WHAT TO PRODUCE: Give every line of the material again, exactly as written.

Saved data entries
_ _ _
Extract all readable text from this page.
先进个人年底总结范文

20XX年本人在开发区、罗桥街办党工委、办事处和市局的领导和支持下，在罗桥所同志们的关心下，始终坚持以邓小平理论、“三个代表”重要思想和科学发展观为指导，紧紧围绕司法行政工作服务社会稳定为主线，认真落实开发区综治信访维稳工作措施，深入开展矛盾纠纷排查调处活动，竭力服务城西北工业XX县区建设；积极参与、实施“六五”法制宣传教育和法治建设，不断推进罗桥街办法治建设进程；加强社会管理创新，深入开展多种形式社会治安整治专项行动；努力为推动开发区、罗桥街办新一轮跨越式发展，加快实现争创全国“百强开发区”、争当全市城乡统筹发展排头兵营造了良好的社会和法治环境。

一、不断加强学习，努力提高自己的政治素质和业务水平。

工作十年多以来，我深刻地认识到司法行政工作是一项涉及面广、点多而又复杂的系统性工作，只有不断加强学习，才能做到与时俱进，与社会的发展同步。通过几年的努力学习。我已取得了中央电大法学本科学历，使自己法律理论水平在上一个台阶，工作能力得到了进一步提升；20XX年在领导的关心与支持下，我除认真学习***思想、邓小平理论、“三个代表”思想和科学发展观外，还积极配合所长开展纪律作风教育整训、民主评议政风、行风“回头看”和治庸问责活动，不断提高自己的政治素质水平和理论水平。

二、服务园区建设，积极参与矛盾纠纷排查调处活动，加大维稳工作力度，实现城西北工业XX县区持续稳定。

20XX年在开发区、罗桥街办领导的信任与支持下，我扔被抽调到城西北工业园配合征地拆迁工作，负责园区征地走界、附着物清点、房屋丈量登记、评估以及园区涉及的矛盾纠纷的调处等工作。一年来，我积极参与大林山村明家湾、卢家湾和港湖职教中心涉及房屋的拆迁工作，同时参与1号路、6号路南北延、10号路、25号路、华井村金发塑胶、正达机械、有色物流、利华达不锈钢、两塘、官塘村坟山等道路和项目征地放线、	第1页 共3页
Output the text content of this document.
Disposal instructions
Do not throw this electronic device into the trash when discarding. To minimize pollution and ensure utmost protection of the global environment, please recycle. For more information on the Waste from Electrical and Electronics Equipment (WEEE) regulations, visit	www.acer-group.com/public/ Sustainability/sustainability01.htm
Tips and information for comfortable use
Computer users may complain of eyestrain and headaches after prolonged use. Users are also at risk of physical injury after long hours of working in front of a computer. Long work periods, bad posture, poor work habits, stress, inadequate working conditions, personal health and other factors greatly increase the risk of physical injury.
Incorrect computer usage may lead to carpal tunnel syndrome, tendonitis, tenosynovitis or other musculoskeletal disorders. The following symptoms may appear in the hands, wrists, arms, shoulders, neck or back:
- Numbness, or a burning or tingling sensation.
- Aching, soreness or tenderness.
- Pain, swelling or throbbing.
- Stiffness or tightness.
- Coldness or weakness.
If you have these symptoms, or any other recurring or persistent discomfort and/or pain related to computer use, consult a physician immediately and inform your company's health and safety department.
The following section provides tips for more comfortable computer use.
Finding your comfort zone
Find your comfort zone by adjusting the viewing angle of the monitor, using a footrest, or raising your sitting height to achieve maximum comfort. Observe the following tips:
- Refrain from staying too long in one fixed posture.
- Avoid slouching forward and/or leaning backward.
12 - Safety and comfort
_ _ _
WRITTEN SOLUTION:
Extract all readable text from this page.
先进个人年底总结范文

20XX年本人在开发区、罗桥街办党工委、办事处和市局的领导和支持下，在罗桥所同志们的关心下，始终坚持以邓小平理论、“三个代表”重要思想和科学发展观为指导，紧紧围绕司法行政工作服务社会稳定为主线，认真落实开发区综治信访维稳工作措施，深入开展矛盾纠纷排查调处活动，竭力服务城西北工业XX县区建设；积极参与、实施“六五”法制宣传教育和法治建设，不断推进罗桥街办法治建设进程；加强社会管理创新，深入开展多种形式社会治安整治专项行动；努力为推动开发区、罗桥街办新一轮跨越式发展，加快实现争创全国“百强开发区”、争当全市城乡统筹发展排头兵营造了良好的社会和法治环境。

一、不断加强学习，努力提高自己的政治素质和业务水平。

工作十年多以来，我深刻地认识到司法行政工作是一项涉及面广、点多而又复杂的系统性工作，只有不断加强学习，才能做到与时俱进，与社会的发展同步。通过几年的努力学习。我已取得了中央电大法学本科学历，使自己法律理论水平在上一个台阶，工作能力得到了进一步提升；20XX年在领导的关心与支持下，我除认真学习***思想、邓小平理论、“三个代表”思想和科学发展观外，还积极配合所长开展纪律作风教育整训、民主评议政风、行风“回头看”和治庸问责活动，不断提高自己的政治素质水平和理论水平。

二、服务园区建设，积极参与矛盾纠纷排查调处活动，加大维稳工作力度，实现城西北工业XX县区持续稳定。

20XX年在开发区、罗桥街办领导的信任与支持下，我扔被抽调到城西北工业园配合征地拆迁工作，负责园区征地走界、附着物清点、房屋丈量登记、评估以及园区涉及的矛盾纠纷的调处等工作。一年来，我积极参与大林山村明家湾、卢家湾和港湖职教中心涉及房屋的拆迁工作，同时参与1号路、6号路南北延、10号路、25号路、华井村金发塑胶、正达机械、有色物流、利华达不锈钢、两塘、官塘村坟山等道路和项目征地放线、	第1页 共3页
Output the text content of this document.
Disposal instructions
Do not throw this electronic device into the trash when discarding. To minimize pollution and ensure utmost protection of the global environment, please recycle. For more information on the Waste from Electrical and Electronics Equipment (WEEE) regulations, visit	www.acer-group.com/public/ Sustainability/sustainability01.htm
Tips and information for comfortable use
Computer users may complain of eyestrain and headaches after prolonged use. Users are also at risk of physical injury after long hours of working in front of a computer. Long work periods, bad posture, poor work habits, stress, inadequate working conditions, personal health and other factors greatly increase the risk of physical injury.
Incorrect computer usage may lead to carpal tunnel syndrome, tendonitis, tenosynovitis or other musculoskeletal disorders. The following symptoms may appear in the hands, wrists, arms, shoulders, neck or back:
- Numbness, or a burning or tingling sensation.
- Aching, soreness or tenderness.
- Pain, swelling or throbbing.
- Stiffness or tightness.
- Coldness or weakness.
If you have these symptoms, or any other recurring or persistent discomfort and/or pain related to computer use, consult a physician immediately and inform your company's health and safety department.
The following section provides tips for more comfortable computer use.
Finding your comfort zone
Find your comfort zone by adjusting the viewing angle of the monitor, using a footrest, or raising your sitting height to achieve maximum comfort. Observe the following tips:
- Refrain from staying too long in one fixed posture.
- Avoid slouching forward and/or leaning backward.
12 - Safety and comfort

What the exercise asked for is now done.